--- Start of EXCERPTED DATA ---

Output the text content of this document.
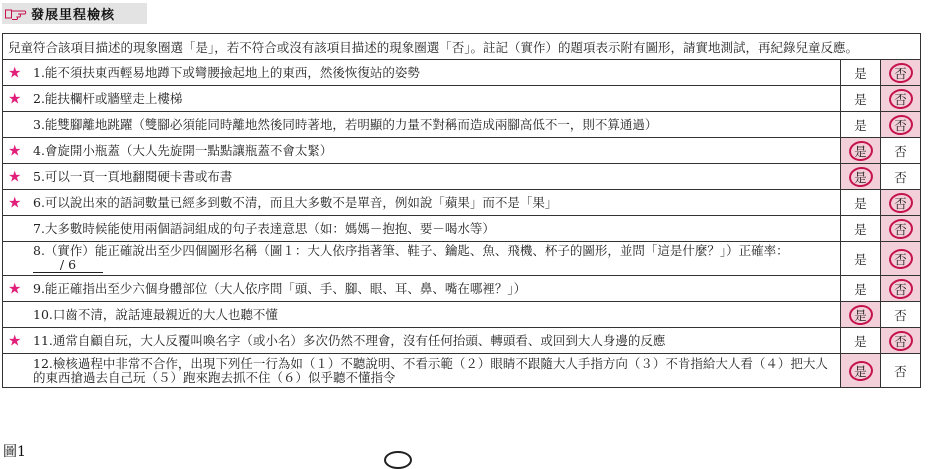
發展里程檢核
兒童符合該項目描述的現象圈選「是」，若不符合或沒有該項目描述的現象圈選「否」。註記（實作）的題項表示附有圖形，請實地測試，再紀錄兒童反應。		

★ 1.能不須扶東西輕易地蹲下或彎腰撿起地上的東西，然後恢復站的姿勢	是	否

★ 2.能扶欄杆或牆壁走上樓梯	是	否

3.能雙腳離地跳躍（雙腳必須能同時離地然後同時著地，若明顯的力量不對稱而造成兩腳高低不一，則不算通過）	是	否

★ 4.會旋開小瓶蓋（大人先旋開一點點讓瓶蓋不會太緊）	是	否

★ 5.可以一頁一頁地翻閱硬卡書或布書	是	否

★ 6.可以說出來的語詞數量已經多到數不清，而且大多數不是單音，例如說「蘋果」而不是「果」	是	否

7.大多數時候能使用兩個語詞組成的句子表達意思（如：媽媽－抱抱、要－喝水等）	是	否

8.（實作）能正確說出至少四個圖形名稱（圖１：大人依序指著筆、鞋子、鑰匙、魚、飛機、杯子的圖形，並問「這是什麼？」）正確率：/ 6	是	否

★ 9.能正確指出至少六個身體部位（大人依序問「頭、手、腳、眼、耳、鼻、嘴在哪裡？」）	是	否

10.口齒不清，說話連最親近的大人也聽不懂	是	否

★ 11.通常自顧自玩，大人反覆叫喚名字（或小名）多次仍然不理會，沒有任何抬頭、轉頭看、或回到大人身邊的反應	是	否

12.檢核過程中非常不合作，出現下列任一行為如（１）不聽說明、不看示範（２）眼睛不跟隨大人手指方向（３）不肯指給大人看（４）把大人的東西搶過去自己玩（５）跑來跑去抓不住（６）似乎聽不懂指令	是	否
圖1
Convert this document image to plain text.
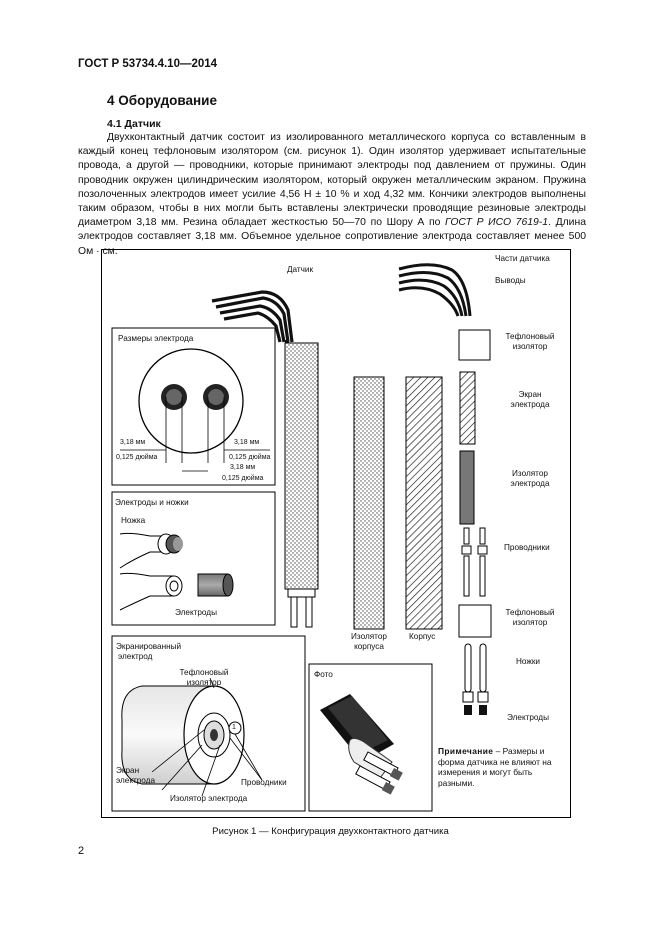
ГОСТ Р 53734.4.10—2014
4 Оборудование
4.1 Датчик
Двухконтактный датчик состоит из изолированного металлического корпуса со вставленным в каждый конец тефлоновым изолятором (см. рисунок 1). Один изолятор удерживает испытательные провода, а другой — проводники, которые принимают электроды под давлением от пружины. Один проводник окружен цилиндрическим изолятором, который окружен металлическим экраном. Пружина позолоченных электродов имеет усилие 4,56 Н ± 10 % и ход 4,32 мм. Кончики электродов выполнены таким образом, чтобы в них могли быть вставлены электрически проводящие резиновые электроды диаметром 3,18 мм. Резина обладает жесткостью 50—70 по Шору А по ГОСТ Р ИСО 7619-1. Длина электродов составляет 3,18 мм. Объемное удельное сопротивление электрода составляет менее 500 Ом · см.
Датчик
Части датчика
Выводы
Размеры электрода
3,18 мм
0,125 дюйма
3,18 мм
0,125 дюйма
3,18 мм
0,125 дюйма
Электроды и ножки
Ножка
Электроды
Экранированный
электрод
Тефлоновый
изолятор
Экран
электрода	Проводники
Изолятор электрода
1
Фото
Изолятор
корпуса
Корпус
Тефлоновый
изолятор
Экран
электрода
Изолятор
электрода
Проводники
Тефлоновый
изолятор
Ножки
Электроды
Примечание – Размеры и форма датчика не влияют на измерения и могут быть разными.
Рисунок 1 — Конфигурация двухконтактного датчика
2
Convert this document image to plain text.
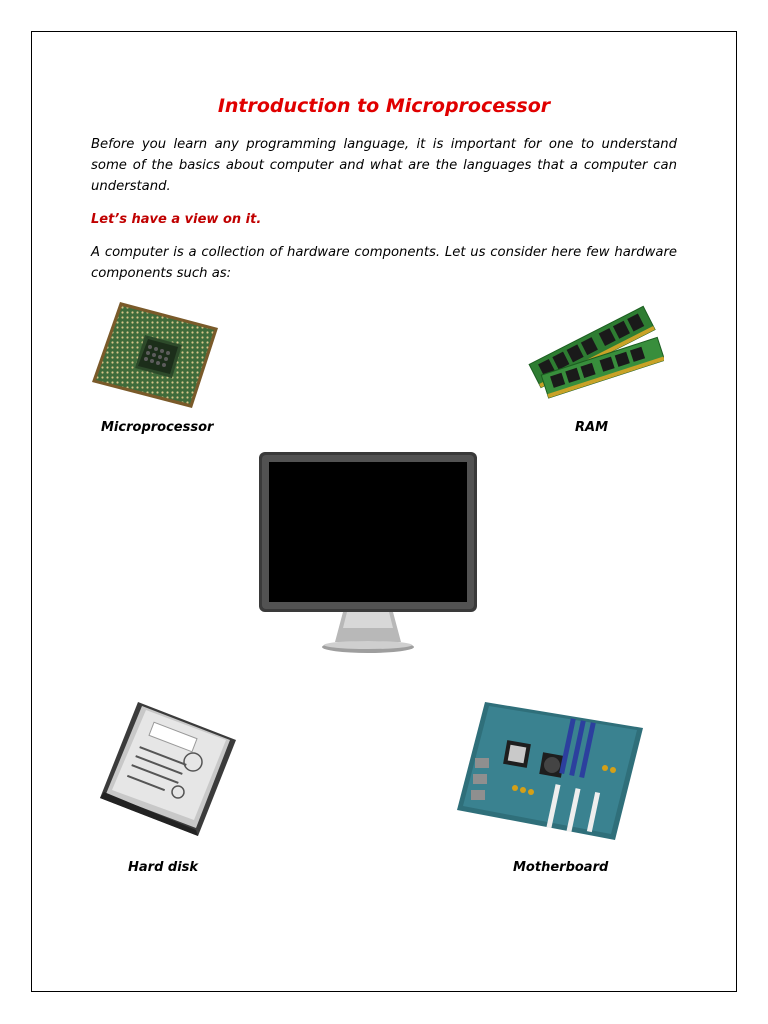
Introduction to Microprocessor
Before you learn any programming language, it is important for one to understand some of the basics about computer and what are the languages that a computer can understand.
Let’s have a view on it.
A computer is a collection of hardware components. Let us consider here few hardware components such as:
Microprocessor	RAM
Hard disk	Motherboard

--- End of EXCERPTED DATA ---

--- BRIEF ---
All of the lines above should be printed exactly, minus the pictures.

--- EXERCISE ANSWER ---
Output the text content of this document.
發展里程檢核
兒童符合該項目描述的現象圈選「是」，若不符合或沒有該項目描述的現象圈選「否」。註記（實作）的題項表示附有圖形，請實地測試，再紀錄兒童反應。		

★ 1.能不須扶東西輕易地蹲下或彎腰撿起地上的東西，然後恢復站的姿勢	是	否

★ 2.能扶欄杆或牆壁走上樓梯	是	否

3.能雙腳離地跳躍（雙腳必須能同時離地然後同時著地，若明顯的力量不對稱而造成兩腳高低不一，則不算通過）	是	否

★ 4.會旋開小瓶蓋（大人先旋開一點點讓瓶蓋不會太緊）	是	否

★ 5.可以一頁一頁地翻閱硬卡書或布書	是	否

★ 6.可以說出來的語詞數量已經多到數不清，而且大多數不是單音，例如說「蘋果」而不是「果」	是	否

7.大多數時候能使用兩個語詞組成的句子表達意思（如：媽媽－抱抱、要－喝水等）	是	否

8.（實作）能正確說出至少四個圖形名稱（圖１：大人依序指著筆、鞋子、鑰匙、魚、飛機、杯子的圖形，並問「這是什麼？」）正確率：/ 6	是	否

★ 9.能正確指出至少六個身體部位（大人依序問「頭、手、腳、眼、耳、鼻、嘴在哪裡？」）	是	否

10.口齒不清，說話連最親近的大人也聽不懂	是	否

★ 11.通常自顧自玩，大人反覆叫喚名字（或小名）多次仍然不理會，沒有任何抬頭、轉頭看、或回到大人身邊的反應	是	否

12.檢核過程中非常不合作，出現下列任一行為如（１）不聽說明、不看示範（２）眼睛不跟隨大人手指方向（３）不肯指給大人看（４）把大人的東西搶過去自己玩（５）跑來跑去抓不住（６）似乎聽不懂指令	是	否
圖1
Convert this document image to plain text.
ГОСТ Р 53734.4.10—2014
4 Оборудование
4.1 Датчик
Двухконтактный датчик состоит из изолированного металлического корпуса со вставленным в каждый конец тефлоновым изолятором (см. рисунок 1). Один изолятор удерживает испытательные провода, а другой — проводники, которые принимают электроды под давлением от пружины. Один проводник окружен цилиндрическим изолятором, который окружен металлическим экраном. Пружина позолоченных электродов имеет усилие 4,56 Н ± 10 % и ход 4,32 мм. Кончики электродов выполнены таким образом, чтобы в них могли быть вставлены электрически проводящие резиновые электроды диаметром 3,18 мм. Резина обладает жесткостью 50—70 по Шору А по ГОСТ Р ИСО 7619-1. Длина электродов составляет 3,18 мм. Объемное удельное сопротивление электрода составляет менее 500 Ом · см.
Датчик
Части датчика
Выводы
Размеры электрода
3,18 мм
0,125 дюйма
3,18 мм
0,125 дюйма
3,18 мм
0,125 дюйма
Электроды и ножки
Ножка
Электроды
Экранированный
электрод
Тефлоновый
изолятор
Экран
электрода	Проводники
Изолятор электрода
1
Фото
Изолятор
корпуса
Корпус
Тефлоновый
изолятор
Экран
электрода
Изолятор
электрода
Проводники
Тефлоновый
изолятор
Ножки
Электроды
Примечание – Размеры и форма датчика не влияют на измерения и могут быть разными.
Рисунок 1 — Конфигурация двухконтактного датчика
2
Convert this document image to plain text.
Introduction to Microprocessor
Before you learn any programming language, it is important for one to understand some of the basics about computer and what are the languages that a computer can understand.
Let’s have a view on it.
A computer is a collection of hardware components. Let us consider here few hardware components such as:
Microprocessor	RAM
Hard disk	Motherboard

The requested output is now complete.